Check each line of the listing below for the word "CUSTORDDEB" and say how many lines have it. Nothing else should be written.

BEGIN

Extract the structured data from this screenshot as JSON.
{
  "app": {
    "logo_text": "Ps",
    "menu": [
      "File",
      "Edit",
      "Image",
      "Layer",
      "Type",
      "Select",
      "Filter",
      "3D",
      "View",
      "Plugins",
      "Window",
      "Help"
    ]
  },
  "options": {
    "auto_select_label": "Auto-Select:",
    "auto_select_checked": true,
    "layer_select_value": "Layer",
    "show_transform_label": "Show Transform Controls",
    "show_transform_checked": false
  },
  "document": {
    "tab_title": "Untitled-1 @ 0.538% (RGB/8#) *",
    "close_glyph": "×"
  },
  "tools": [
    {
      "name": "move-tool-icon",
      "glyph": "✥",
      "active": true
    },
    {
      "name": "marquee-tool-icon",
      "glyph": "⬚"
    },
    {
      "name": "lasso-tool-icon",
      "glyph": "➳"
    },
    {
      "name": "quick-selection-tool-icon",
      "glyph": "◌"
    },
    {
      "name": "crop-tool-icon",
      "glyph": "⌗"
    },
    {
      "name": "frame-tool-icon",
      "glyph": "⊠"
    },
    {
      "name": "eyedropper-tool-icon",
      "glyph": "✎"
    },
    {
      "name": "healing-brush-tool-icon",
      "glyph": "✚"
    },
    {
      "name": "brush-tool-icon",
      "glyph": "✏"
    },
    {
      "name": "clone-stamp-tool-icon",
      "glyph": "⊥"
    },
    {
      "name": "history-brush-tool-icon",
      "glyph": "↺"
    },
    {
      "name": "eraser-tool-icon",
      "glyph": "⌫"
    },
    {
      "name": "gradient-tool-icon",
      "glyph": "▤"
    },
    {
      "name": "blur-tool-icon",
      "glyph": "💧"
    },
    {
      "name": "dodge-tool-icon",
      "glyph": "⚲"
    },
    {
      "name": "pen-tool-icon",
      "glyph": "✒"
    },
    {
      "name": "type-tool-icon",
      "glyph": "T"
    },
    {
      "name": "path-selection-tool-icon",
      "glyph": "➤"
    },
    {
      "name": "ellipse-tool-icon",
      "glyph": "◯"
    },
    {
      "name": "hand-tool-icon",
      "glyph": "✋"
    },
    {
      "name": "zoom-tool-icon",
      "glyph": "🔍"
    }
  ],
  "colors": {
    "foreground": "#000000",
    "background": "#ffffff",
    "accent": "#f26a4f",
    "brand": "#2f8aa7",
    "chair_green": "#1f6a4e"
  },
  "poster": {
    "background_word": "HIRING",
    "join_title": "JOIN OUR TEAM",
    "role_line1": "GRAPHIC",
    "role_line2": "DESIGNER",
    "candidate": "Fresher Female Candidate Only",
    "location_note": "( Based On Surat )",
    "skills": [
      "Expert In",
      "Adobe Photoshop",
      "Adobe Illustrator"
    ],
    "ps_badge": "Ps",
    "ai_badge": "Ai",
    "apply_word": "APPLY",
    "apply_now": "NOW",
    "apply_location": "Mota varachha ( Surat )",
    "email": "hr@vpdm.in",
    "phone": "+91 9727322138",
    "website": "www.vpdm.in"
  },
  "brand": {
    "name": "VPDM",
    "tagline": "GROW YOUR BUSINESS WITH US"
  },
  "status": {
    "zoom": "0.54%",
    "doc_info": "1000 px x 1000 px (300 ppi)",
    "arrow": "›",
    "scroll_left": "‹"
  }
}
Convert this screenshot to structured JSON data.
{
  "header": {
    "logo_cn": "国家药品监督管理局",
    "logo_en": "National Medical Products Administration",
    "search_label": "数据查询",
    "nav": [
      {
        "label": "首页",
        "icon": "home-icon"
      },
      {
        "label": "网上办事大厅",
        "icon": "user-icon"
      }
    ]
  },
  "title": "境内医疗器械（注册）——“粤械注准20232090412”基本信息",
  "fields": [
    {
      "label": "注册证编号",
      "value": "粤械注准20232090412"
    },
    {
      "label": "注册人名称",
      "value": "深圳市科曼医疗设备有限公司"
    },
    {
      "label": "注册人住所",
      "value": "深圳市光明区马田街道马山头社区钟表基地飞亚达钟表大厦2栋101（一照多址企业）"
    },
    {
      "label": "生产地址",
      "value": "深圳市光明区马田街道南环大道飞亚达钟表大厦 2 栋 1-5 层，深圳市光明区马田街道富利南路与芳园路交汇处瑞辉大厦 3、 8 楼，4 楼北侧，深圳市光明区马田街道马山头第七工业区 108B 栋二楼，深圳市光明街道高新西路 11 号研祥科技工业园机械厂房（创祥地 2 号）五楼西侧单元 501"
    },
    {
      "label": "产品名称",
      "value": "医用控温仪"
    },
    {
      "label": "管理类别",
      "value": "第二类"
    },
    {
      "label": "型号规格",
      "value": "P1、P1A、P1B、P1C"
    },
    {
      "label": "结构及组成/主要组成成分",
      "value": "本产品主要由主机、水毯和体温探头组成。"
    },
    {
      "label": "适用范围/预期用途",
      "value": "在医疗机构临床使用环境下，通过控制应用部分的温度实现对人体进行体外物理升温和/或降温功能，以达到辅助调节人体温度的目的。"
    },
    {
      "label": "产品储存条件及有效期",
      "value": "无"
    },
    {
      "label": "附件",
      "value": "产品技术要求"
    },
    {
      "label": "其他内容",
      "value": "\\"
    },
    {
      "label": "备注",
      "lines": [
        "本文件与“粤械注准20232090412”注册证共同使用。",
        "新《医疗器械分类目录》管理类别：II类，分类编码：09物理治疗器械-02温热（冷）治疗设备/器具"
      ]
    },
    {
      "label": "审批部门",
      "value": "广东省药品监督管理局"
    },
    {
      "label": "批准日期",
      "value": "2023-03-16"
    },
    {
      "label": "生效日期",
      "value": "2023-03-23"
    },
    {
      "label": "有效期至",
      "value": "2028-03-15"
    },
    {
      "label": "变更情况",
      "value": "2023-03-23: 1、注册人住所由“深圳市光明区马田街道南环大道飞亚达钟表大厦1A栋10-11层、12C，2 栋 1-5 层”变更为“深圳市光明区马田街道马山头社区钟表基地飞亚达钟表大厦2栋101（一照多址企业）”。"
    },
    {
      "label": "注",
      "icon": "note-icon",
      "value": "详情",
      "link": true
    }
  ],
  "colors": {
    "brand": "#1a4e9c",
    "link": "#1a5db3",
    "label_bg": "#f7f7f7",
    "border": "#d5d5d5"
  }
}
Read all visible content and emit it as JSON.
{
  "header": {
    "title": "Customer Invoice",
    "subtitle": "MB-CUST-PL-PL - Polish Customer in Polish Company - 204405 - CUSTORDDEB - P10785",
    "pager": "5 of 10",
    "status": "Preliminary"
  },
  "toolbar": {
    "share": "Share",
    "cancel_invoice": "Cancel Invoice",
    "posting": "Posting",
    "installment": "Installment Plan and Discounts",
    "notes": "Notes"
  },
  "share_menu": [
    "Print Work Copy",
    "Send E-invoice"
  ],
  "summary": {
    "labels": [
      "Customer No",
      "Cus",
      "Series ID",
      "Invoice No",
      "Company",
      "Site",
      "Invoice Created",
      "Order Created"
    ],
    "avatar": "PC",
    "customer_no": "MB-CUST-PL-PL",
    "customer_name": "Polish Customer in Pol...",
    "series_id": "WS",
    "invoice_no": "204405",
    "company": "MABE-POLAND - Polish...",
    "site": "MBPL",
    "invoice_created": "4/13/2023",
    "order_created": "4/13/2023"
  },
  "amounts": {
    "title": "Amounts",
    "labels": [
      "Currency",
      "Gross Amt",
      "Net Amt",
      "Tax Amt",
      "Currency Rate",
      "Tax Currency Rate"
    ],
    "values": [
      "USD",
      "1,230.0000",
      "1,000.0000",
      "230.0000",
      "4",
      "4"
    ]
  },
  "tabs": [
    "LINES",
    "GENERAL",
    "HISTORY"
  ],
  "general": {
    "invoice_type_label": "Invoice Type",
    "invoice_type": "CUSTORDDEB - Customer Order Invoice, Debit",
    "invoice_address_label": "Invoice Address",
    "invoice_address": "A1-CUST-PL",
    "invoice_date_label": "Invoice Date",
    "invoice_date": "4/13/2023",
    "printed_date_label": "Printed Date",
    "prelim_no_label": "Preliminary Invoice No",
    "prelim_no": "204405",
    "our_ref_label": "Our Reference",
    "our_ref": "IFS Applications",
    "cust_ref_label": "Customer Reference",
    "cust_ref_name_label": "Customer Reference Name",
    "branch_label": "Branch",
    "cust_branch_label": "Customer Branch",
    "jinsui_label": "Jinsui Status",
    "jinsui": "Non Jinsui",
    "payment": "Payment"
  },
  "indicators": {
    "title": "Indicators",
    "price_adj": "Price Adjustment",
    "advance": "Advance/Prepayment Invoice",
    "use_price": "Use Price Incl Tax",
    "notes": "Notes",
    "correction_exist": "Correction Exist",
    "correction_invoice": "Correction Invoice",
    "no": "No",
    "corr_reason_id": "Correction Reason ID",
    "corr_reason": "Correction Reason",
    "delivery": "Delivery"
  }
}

END

## Expected answer
2